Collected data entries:

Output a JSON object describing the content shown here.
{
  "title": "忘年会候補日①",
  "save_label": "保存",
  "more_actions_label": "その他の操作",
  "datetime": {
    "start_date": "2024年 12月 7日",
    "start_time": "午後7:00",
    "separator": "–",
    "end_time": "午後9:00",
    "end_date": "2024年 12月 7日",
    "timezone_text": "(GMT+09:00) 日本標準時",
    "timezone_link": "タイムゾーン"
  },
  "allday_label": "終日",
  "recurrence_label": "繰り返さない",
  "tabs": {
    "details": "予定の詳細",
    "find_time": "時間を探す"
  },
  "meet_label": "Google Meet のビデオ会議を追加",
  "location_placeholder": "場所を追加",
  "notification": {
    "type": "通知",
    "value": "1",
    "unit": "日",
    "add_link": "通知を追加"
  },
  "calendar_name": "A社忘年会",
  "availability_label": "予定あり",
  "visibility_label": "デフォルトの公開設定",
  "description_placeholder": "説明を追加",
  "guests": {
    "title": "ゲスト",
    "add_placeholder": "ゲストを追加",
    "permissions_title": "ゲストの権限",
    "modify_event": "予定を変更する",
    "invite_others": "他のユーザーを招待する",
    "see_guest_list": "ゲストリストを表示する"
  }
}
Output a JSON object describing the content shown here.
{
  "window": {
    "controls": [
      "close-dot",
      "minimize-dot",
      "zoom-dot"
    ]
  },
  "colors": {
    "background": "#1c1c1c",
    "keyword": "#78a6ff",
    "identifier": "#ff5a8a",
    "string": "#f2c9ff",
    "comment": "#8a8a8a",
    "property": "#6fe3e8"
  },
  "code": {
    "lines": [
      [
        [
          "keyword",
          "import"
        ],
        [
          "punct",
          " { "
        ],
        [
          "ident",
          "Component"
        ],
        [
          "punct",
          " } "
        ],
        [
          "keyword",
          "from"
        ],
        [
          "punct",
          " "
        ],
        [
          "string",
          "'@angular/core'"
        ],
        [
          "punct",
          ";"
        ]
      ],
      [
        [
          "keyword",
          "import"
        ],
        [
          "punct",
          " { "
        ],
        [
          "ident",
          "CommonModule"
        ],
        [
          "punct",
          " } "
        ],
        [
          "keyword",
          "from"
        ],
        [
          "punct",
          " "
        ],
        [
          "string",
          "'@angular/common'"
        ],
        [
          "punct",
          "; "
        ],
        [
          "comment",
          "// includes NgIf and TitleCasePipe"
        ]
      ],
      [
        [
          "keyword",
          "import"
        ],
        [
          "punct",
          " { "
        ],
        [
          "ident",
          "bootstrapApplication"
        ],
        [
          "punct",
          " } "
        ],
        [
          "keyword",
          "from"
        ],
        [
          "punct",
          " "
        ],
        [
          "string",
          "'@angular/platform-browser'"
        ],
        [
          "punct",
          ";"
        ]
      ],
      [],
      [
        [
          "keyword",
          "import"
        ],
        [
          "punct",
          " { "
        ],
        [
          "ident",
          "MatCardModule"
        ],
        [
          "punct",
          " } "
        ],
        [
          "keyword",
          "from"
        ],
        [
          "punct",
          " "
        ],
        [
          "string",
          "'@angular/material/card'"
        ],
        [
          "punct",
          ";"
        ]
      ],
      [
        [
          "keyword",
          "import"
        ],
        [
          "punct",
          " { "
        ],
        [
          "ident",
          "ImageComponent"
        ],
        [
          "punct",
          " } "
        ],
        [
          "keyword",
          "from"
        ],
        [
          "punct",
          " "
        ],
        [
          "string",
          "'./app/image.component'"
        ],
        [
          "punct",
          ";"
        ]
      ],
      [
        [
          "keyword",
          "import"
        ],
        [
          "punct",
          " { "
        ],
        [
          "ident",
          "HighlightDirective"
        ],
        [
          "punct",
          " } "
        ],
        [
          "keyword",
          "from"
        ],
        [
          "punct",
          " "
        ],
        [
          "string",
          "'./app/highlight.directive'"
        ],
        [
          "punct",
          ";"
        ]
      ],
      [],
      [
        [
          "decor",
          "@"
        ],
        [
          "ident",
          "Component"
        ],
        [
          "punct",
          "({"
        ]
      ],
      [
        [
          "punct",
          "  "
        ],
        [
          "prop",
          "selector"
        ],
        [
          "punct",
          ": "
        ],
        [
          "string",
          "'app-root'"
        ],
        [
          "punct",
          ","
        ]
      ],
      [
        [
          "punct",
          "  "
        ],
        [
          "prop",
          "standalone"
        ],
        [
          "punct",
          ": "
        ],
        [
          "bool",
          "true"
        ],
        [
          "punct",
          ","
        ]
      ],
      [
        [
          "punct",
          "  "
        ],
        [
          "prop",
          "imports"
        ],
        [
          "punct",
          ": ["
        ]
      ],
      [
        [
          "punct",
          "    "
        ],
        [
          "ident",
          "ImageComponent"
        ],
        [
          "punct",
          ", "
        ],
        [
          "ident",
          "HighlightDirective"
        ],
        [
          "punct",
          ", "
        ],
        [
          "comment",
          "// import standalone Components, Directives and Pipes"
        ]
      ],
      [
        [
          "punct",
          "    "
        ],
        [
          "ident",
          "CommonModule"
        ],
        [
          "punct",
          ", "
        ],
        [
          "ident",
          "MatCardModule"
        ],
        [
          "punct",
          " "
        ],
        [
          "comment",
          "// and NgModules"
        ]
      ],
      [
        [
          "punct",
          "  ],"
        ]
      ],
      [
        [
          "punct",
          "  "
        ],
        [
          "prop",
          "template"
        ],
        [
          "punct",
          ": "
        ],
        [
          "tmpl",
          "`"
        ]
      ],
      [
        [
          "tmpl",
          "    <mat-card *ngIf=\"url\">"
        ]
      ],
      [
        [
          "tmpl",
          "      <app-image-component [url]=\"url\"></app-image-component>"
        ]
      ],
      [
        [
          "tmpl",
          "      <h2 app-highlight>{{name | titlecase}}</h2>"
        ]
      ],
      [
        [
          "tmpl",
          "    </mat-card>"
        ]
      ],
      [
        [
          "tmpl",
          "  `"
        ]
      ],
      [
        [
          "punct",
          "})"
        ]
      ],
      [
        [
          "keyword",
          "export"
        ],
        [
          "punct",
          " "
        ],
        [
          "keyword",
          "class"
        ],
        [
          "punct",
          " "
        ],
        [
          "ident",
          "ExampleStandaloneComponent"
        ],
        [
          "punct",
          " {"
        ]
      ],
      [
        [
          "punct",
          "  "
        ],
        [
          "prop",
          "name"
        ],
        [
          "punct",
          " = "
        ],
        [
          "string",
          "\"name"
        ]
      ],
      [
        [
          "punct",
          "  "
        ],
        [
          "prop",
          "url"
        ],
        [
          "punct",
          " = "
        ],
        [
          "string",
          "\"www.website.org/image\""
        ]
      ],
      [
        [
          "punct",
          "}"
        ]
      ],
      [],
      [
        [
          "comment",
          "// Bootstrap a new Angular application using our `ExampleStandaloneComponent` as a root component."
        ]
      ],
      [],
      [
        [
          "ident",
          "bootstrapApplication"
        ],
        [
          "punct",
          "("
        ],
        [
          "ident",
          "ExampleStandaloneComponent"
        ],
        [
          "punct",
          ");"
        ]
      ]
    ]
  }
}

GIVEN INSTRUCTION →
Write out the listing once more, matching it exactly.

SOLUTION TO THE EXERCISE →
Output a JSON object describing the content shown here.
{
  "title": "忘年会候補日①",
  "save_label": "保存",
  "more_actions_label": "その他の操作",
  "datetime": {
    "start_date": "2024年 12月 7日",
    "start_time": "午後7:00",
    "separator": "–",
    "end_time": "午後9:00",
    "end_date": "2024年 12月 7日",
    "timezone_text": "(GMT+09:00) 日本標準時",
    "timezone_link": "タイムゾーン"
  },
  "allday_label": "終日",
  "recurrence_label": "繰り返さない",
  "tabs": {
    "details": "予定の詳細",
    "find_time": "時間を探す"
  },
  "meet_label": "Google Meet のビデオ会議を追加",
  "location_placeholder": "場所を追加",
  "notification": {
    "type": "通知",
    "value": "1",
    "unit": "日",
    "add_link": "通知を追加"
  },
  "calendar_name": "A社忘年会",
  "availability_label": "予定あり",
  "visibility_label": "デフォルトの公開設定",
  "description_placeholder": "説明を追加",
  "guests": {
    "title": "ゲスト",
    "add_placeholder": "ゲストを追加",
    "permissions_title": "ゲストの権限",
    "modify_event": "予定を変更する",
    "invite_others": "他のユーザーを招待する",
    "see_guest_list": "ゲストリストを表示する"
  }
}
Output a JSON object describing the content shown here.
{
  "window": {
    "controls": [
      "close-dot",
      "minimize-dot",
      "zoom-dot"
    ]
  },
  "colors": {
    "background": "#1c1c1c",
    "keyword": "#78a6ff",
    "identifier": "#ff5a8a",
    "string": "#f2c9ff",
    "comment": "#8a8a8a",
    "property": "#6fe3e8"
  },
  "code": {
    "lines": [
      [
        [
          "keyword",
          "import"
        ],
        [
          "punct",
          " { "
        ],
        [
          "ident",
          "Component"
        ],
        [
          "punct",
          " } "
        ],
        [
          "keyword",
          "from"
        ],
        [
          "punct",
          " "
        ],
        [
          "string",
          "'@angular/core'"
        ],
        [
          "punct",
          ";"
        ]
      ],
      [
        [
          "keyword",
          "import"
        ],
        [
          "punct",
          " { "
        ],
        [
          "ident",
          "CommonModule"
        ],
        [
          "punct",
          " } "
        ],
        [
          "keyword",
          "from"
        ],
        [
          "punct",
          " "
        ],
        [
          "string",
          "'@angular/common'"
        ],
        [
          "punct",
          "; "
        ],
        [
          "comment",
          "// includes NgIf and TitleCasePipe"
        ]
      ],
      [
        [
          "keyword",
          "import"
        ],
        [
          "punct",
          " { "
        ],
        [
          "ident",
          "bootstrapApplication"
        ],
        [
          "punct",
          " } "
        ],
        [
          "keyword",
          "from"
        ],
        [
          "punct",
          " "
        ],
        [
          "string",
          "'@angular/platform-browser'"
        ],
        [
          "punct",
          ";"
        ]
      ],
      [],
      [
        [
          "keyword",
          "import"
        ],
        [
          "punct",
          " { "
        ],
        [
          "ident",
          "MatCardModule"
        ],
        [
          "punct",
          " } "
        ],
        [
          "keyword",
          "from"
        ],
        [
          "punct",
          " "
        ],
        [
          "string",
          "'@angular/material/card'"
        ],
        [
          "punct",
          ";"
        ]
      ],
      [
        [
          "keyword",
          "import"
        ],
        [
          "punct",
          " { "
        ],
        [
          "ident",
          "ImageComponent"
        ],
        [
          "punct",
          " } "
        ],
        [
          "keyword",
          "from"
        ],
        [
          "punct",
          " "
        ],
        [
          "string",
          "'./app/image.component'"
        ],
        [
          "punct",
          ";"
        ]
      ],
      [
        [
          "keyword",
          "import"
        ],
        [
          "punct",
          " { "
        ],
        [
          "ident",
          "HighlightDirective"
        ],
        [
          "punct",
          " } "
        ],
        [
          "keyword",
          "from"
        ],
        [
          "punct",
          " "
        ],
        [
          "string",
          "'./app/highlight.directive'"
        ],
        [
          "punct",
          ";"
        ]
      ],
      [],
      [
        [
          "decor",
          "@"
        ],
        [
          "ident",
          "Component"
        ],
        [
          "punct",
          "({"
        ]
      ],
      [
        [
          "punct",
          "  "
        ],
        [
          "prop",
          "selector"
        ],
        [
          "punct",
          ": "
        ],
        [
          "string",
          "'app-root'"
        ],
        [
          "punct",
          ","
        ]
      ],
      [
        [
          "punct",
          "  "
        ],
        [
          "prop",
          "standalone"
        ],
        [
          "punct",
          ": "
        ],
        [
          "bool",
          "true"
        ],
        [
          "punct",
          ","
        ]
      ],
      [
        [
          "punct",
          "  "
        ],
        [
          "prop",
          "imports"
        ],
        [
          "punct",
          ": ["
        ]
      ],
      [
        [
          "punct",
          "    "
        ],
        [
          "ident",
          "ImageComponent"
        ],
        [
          "punct",
          ", "
        ],
        [
          "ident",
          "HighlightDirective"
        ],
        [
          "punct",
          ", "
        ],
        [
          "comment",
          "// import standalone Components, Directives and Pipes"
        ]
      ],
      [
        [
          "punct",
          "    "
        ],
        [
          "ident",
          "CommonModule"
        ],
        [
          "punct",
          ", "
        ],
        [
          "ident",
          "MatCardModule"
        ],
        [
          "punct",
          " "
        ],
        [
          "comment",
          "// and NgModules"
        ]
      ],
      [
        [
          "punct",
          "  ],"
        ]
      ],
      [
        [
          "punct",
          "  "
        ],
        [
          "prop",
          "template"
        ],
        [
          "punct",
          ": "
        ],
        [
          "tmpl",
          "`"
        ]
      ],
      [
        [
          "tmpl",
          "    <mat-card *ngIf=\"url\">"
        ]
      ],
      [
        [
          "tmpl",
          "      <app-image-component [url]=\"url\"></app-image-component>"
        ]
      ],
      [
        [
          "tmpl",
          "      <h2 app-highlight>{{name | titlecase}}</h2>"
        ]
      ],
      [
        [
          "tmpl",
          "    </mat-card>"
        ]
      ],
      [
        [
          "tmpl",
          "  `"
        ]
      ],
      [
        [
          "punct",
          "})"
        ]
      ],
      [
        [
          "keyword",
          "export"
        ],
        [
          "punct",
          " "
        ],
        [
          "keyword",
          "class"
        ],
        [
          "punct",
          " "
        ],
        [
          "ident",
          "ExampleStandaloneComponent"
        ],
        [
          "punct",
          " {"
        ]
      ],
      [
        [
          "punct",
          "  "
        ],
        [
          "prop",
          "name"
        ],
        [
          "punct",
          " = "
        ],
        [
          "string",
          "\"name"
        ]
      ],
      [
        [
          "punct",
          "  "
        ],
        [
          "prop",
          "url"
        ],
        [
          "punct",
          " = "
        ],
        [
          "string",
          "\"www.website.org/image\""
        ]
      ],
      [
        [
          "punct",
          "}"
        ]
      ],
      [],
      [
        [
          "comment",
          "// Bootstrap a new Angular application using our `ExampleStandaloneComponent` as a root component."
        ]
      ],
      [],
      [
        [
          "ident",
          "bootstrapApplication"
        ],
        [
          "punct",
          "("
        ],
        [
          "ident",
          "ExampleStandaloneComponent"
        ],
        [
          "punct",
          ");"
        ]
      ]
    ]
  }
}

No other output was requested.